• [Objective]: Collect every line that includes the string "subsystem".

-----

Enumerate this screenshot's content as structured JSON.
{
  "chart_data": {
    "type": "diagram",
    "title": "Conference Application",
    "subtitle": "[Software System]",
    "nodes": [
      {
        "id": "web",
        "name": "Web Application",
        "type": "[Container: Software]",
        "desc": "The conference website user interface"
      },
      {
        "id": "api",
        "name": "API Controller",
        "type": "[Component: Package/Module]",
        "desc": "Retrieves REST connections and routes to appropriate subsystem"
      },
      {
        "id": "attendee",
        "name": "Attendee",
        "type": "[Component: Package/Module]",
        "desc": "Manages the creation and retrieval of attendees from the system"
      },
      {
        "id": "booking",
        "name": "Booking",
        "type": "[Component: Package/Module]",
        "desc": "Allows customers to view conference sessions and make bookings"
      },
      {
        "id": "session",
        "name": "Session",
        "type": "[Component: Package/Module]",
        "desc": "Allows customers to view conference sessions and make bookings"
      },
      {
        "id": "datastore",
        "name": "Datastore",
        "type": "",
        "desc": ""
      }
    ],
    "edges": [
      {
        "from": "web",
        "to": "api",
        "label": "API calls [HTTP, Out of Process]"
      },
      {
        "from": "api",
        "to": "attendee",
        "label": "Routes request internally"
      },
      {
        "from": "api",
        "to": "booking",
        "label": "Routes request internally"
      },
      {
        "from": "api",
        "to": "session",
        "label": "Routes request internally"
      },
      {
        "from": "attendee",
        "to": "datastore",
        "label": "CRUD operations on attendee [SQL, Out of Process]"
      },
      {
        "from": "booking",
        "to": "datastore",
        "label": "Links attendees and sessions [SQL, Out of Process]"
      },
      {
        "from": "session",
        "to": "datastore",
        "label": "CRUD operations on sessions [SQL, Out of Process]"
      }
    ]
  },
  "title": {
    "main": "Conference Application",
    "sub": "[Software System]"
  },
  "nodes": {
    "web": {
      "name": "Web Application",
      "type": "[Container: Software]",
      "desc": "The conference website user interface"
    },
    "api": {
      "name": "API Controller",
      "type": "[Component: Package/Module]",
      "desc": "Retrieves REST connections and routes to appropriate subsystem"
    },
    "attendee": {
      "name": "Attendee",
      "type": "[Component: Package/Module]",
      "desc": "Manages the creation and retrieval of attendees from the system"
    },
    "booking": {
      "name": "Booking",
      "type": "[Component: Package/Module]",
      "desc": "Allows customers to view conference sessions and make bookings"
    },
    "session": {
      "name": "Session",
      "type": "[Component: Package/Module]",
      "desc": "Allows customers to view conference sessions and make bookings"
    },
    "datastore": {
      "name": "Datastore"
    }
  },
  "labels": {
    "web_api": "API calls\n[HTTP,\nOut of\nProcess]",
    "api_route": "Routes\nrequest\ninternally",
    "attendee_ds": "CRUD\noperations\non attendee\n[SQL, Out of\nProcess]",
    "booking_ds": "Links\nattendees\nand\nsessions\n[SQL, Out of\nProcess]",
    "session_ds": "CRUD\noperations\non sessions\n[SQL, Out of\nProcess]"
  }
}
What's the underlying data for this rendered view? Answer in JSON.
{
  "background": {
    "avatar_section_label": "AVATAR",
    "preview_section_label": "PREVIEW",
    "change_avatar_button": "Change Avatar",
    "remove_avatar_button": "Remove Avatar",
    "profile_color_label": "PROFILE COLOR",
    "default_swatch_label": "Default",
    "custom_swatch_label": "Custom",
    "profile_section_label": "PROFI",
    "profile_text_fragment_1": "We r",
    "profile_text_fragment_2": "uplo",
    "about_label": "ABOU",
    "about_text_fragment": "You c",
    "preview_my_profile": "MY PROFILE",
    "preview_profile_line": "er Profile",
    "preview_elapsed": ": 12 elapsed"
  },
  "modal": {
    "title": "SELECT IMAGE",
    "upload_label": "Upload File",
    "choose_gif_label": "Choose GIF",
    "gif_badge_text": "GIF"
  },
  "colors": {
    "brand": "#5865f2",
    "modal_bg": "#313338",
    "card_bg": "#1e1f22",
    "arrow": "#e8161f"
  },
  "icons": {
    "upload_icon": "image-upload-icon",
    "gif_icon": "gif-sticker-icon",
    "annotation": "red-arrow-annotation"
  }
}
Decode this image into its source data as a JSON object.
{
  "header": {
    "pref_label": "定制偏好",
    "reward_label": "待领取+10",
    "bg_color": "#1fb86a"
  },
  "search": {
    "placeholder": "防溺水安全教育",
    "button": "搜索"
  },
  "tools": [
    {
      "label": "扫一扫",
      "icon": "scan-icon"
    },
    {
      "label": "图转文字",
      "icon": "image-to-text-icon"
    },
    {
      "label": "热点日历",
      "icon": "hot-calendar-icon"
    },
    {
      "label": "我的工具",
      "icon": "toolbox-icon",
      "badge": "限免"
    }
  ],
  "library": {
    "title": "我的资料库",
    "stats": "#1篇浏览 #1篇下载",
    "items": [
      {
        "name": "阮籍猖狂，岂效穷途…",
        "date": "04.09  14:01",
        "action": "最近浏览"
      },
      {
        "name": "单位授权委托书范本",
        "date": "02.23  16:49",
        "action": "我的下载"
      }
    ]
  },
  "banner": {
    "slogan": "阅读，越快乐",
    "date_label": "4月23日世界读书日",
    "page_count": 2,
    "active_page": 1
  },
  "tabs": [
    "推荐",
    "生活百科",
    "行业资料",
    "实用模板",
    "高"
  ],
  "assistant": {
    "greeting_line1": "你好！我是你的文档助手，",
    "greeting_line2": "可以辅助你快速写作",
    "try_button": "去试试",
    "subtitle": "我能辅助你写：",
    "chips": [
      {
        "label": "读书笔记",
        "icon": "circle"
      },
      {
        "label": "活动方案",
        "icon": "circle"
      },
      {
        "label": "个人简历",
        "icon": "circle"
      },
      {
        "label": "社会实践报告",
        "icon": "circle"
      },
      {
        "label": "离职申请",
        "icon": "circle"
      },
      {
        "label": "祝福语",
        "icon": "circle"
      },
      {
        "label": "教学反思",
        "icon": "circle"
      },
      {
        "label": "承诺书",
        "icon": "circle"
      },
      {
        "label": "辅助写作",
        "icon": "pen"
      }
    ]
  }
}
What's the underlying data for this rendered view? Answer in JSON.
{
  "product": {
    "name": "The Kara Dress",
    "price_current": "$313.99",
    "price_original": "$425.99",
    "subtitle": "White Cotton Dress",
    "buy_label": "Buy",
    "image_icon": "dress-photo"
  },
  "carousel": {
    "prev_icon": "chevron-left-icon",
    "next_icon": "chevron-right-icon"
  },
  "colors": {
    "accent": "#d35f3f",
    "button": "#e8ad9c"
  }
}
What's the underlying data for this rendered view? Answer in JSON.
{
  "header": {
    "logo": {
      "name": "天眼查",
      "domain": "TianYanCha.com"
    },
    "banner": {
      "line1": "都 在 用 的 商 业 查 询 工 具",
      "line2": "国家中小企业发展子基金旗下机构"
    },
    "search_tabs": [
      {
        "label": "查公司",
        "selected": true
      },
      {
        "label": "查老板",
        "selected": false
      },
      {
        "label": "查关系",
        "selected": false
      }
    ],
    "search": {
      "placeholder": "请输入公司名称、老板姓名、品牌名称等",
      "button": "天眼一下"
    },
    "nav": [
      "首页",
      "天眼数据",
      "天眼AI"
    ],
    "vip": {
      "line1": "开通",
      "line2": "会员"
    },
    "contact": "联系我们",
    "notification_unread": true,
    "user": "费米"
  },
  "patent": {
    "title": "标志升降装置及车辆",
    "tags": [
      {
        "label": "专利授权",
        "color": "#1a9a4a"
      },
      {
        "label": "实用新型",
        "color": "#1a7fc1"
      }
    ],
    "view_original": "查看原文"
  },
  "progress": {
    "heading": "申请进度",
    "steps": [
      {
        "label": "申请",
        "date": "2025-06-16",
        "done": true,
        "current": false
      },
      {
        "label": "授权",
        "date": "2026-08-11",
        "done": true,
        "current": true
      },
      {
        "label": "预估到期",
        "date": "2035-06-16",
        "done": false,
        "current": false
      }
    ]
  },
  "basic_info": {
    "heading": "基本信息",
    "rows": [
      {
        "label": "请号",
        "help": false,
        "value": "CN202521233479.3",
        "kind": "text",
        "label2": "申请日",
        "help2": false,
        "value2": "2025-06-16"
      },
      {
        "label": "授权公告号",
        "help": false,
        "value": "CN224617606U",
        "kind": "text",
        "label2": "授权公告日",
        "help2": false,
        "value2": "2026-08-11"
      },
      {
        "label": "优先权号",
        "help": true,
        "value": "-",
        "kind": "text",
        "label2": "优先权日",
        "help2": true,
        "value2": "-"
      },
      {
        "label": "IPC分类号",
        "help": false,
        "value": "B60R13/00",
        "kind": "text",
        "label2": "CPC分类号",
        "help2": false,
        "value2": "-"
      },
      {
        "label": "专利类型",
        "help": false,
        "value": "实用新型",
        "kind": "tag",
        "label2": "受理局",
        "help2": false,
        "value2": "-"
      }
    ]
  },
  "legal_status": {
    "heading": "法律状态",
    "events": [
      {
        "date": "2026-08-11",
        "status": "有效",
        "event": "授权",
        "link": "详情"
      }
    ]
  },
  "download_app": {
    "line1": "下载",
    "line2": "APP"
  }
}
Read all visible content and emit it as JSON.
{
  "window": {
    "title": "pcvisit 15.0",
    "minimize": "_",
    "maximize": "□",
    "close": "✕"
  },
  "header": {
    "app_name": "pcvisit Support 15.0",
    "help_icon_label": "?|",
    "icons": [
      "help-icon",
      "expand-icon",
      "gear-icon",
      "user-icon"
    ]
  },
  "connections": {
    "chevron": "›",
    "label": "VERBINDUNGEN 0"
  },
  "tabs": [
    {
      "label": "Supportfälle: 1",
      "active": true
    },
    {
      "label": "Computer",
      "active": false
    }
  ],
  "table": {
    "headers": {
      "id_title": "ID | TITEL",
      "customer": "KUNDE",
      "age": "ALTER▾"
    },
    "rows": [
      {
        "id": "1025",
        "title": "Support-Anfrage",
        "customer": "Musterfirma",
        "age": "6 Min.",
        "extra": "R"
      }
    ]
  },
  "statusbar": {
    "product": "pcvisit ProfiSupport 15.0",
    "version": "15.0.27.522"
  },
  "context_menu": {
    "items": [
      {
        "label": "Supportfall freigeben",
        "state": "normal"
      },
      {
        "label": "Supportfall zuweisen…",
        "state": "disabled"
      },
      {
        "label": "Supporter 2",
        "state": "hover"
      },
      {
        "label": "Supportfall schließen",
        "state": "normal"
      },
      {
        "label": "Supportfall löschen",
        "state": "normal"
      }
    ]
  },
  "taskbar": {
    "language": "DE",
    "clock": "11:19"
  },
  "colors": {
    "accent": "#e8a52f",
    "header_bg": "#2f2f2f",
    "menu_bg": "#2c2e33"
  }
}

-----

• [Answer to the task]:
        "desc": "Retrieves REST connections and routes to appropriate subsystem"
      "desc": "Retrieves REST connections and routes to appropriate subsystem"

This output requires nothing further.